_AIM OF THE TASK_.
Repeat each line word for word.

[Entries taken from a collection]

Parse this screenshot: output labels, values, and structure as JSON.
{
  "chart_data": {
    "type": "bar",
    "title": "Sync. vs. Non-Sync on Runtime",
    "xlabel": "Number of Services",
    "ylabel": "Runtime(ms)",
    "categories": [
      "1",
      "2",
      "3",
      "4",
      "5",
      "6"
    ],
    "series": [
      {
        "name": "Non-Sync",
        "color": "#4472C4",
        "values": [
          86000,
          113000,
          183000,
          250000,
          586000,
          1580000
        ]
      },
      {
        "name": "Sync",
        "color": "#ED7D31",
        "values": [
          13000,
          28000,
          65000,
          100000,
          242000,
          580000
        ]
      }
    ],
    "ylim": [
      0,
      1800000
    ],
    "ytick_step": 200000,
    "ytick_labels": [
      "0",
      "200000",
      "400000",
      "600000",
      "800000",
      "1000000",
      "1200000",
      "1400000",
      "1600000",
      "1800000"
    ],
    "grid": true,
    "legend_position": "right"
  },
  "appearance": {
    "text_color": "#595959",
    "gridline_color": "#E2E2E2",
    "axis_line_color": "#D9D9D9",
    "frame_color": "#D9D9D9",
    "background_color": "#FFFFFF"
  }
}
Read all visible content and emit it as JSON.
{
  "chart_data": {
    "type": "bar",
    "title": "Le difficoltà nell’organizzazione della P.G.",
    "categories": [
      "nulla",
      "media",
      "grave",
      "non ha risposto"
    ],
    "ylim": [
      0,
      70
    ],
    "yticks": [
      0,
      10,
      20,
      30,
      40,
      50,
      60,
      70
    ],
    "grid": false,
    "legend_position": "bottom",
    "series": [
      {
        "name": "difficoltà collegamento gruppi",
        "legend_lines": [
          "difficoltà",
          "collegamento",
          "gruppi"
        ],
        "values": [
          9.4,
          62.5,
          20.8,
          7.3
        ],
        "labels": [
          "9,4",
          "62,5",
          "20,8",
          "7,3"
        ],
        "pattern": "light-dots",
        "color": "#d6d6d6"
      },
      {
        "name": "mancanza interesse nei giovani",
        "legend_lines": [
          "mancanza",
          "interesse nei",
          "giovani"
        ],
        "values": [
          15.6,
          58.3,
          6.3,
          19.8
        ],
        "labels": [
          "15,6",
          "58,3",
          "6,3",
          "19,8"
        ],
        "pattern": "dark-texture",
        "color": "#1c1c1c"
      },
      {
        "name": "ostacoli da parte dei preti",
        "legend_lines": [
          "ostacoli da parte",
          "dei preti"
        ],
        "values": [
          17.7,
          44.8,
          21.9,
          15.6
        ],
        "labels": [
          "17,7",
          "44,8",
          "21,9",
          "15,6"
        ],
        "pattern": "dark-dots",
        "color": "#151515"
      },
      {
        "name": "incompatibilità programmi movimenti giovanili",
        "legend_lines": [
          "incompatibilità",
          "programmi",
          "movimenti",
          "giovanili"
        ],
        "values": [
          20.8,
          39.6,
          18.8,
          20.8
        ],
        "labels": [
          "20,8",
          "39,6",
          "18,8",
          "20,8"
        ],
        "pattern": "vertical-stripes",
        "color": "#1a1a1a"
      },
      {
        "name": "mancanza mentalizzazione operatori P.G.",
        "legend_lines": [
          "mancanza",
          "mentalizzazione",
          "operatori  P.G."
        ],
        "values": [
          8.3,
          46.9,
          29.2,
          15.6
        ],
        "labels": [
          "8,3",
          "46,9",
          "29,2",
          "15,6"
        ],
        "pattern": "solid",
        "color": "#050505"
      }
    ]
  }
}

_SOLUTION FOR THIS TASK_.
Parse this screenshot: output labels, values, and structure as JSON.
{
  "chart_data": {
    "type": "bar",
    "title": "Sync. vs. Non-Sync on Runtime",
    "xlabel": "Number of Services",
    "ylabel": "Runtime(ms)",
    "categories": [
      "1",
      "2",
      "3",
      "4",
      "5",
      "6"
    ],
    "series": [
      {
        "name": "Non-Sync",
        "color": "#4472C4",
        "values": [
          86000,
          113000,
          183000,
          250000,
          586000,
          1580000
        ]
      },
      {
        "name": "Sync",
        "color": "#ED7D31",
        "values": [
          13000,
          28000,
          65000,
          100000,
          242000,
          580000
        ]
      }
    ],
    "ylim": [
      0,
      1800000
    ],
    "ytick_step": 200000,
    "ytick_labels": [
      "0",
      "200000",
      "400000",
      "600000",
      "800000",
      "1000000",
      "1200000",
      "1400000",
      "1600000",
      "1800000"
    ],
    "grid": true,
    "legend_position": "right"
  },
  "appearance": {
    "text_color": "#595959",
    "gridline_color": "#E2E2E2",
    "axis_line_color": "#D9D9D9",
    "frame_color": "#D9D9D9",
    "background_color": "#FFFFFF"
  }
}
Read all visible content and emit it as JSON.
{
  "chart_data": {
    "type": "bar",
    "title": "Le difficoltà nell’organizzazione della P.G.",
    "categories": [
      "nulla",
      "media",
      "grave",
      "non ha risposto"
    ],
    "ylim": [
      0,
      70
    ],
    "yticks": [
      0,
      10,
      20,
      30,
      40,
      50,
      60,
      70
    ],
    "grid": false,
    "legend_position": "bottom",
    "series": [
      {
        "name": "difficoltà collegamento gruppi",
        "legend_lines": [
          "difficoltà",
          "collegamento",
          "gruppi"
        ],
        "values": [
          9.4,
          62.5,
          20.8,
          7.3
        ],
        "labels": [
          "9,4",
          "62,5",
          "20,8",
          "7,3"
        ],
        "pattern": "light-dots",
        "color": "#d6d6d6"
      },
      {
        "name": "mancanza interesse nei giovani",
        "legend_lines": [
          "mancanza",
          "interesse nei",
          "giovani"
        ],
        "values": [
          15.6,
          58.3,
          6.3,
          19.8
        ],
        "labels": [
          "15,6",
          "58,3",
          "6,3",
          "19,8"
        ],
        "pattern": "dark-texture",
        "color": "#1c1c1c"
      },
      {
        "name": "ostacoli da parte dei preti",
        "legend_lines": [
          "ostacoli da parte",
          "dei preti"
        ],
        "values": [
          17.7,
          44.8,
          21.9,
          15.6
        ],
        "labels": [
          "17,7",
          "44,8",
          "21,9",
          "15,6"
        ],
        "pattern": "dark-dots",
        "color": "#151515"
      },
      {
        "name": "incompatibilità programmi movimenti giovanili",
        "legend_lines": [
          "incompatibilità",
          "programmi",
          "movimenti",
          "giovanili"
        ],
        "values": [
          20.8,
          39.6,
          18.8,
          20.8
        ],
        "labels": [
          "20,8",
          "39,6",
          "18,8",
          "20,8"
        ],
        "pattern": "vertical-stripes",
        "color": "#1a1a1a"
      },
      {
        "name": "mancanza mentalizzazione operatori P.G.",
        "legend_lines": [
          "mancanza",
          "mentalizzazione",
          "operatori  P.G."
        ],
        "values": [
          8.3,
          46.9,
          29.2,
          15.6
        ],
        "labels": [
          "8,3",
          "46,9",
          "29,2",
          "15,6"
        ],
        "pattern": "solid",
        "color": "#050505"
      }
    ]
  }
}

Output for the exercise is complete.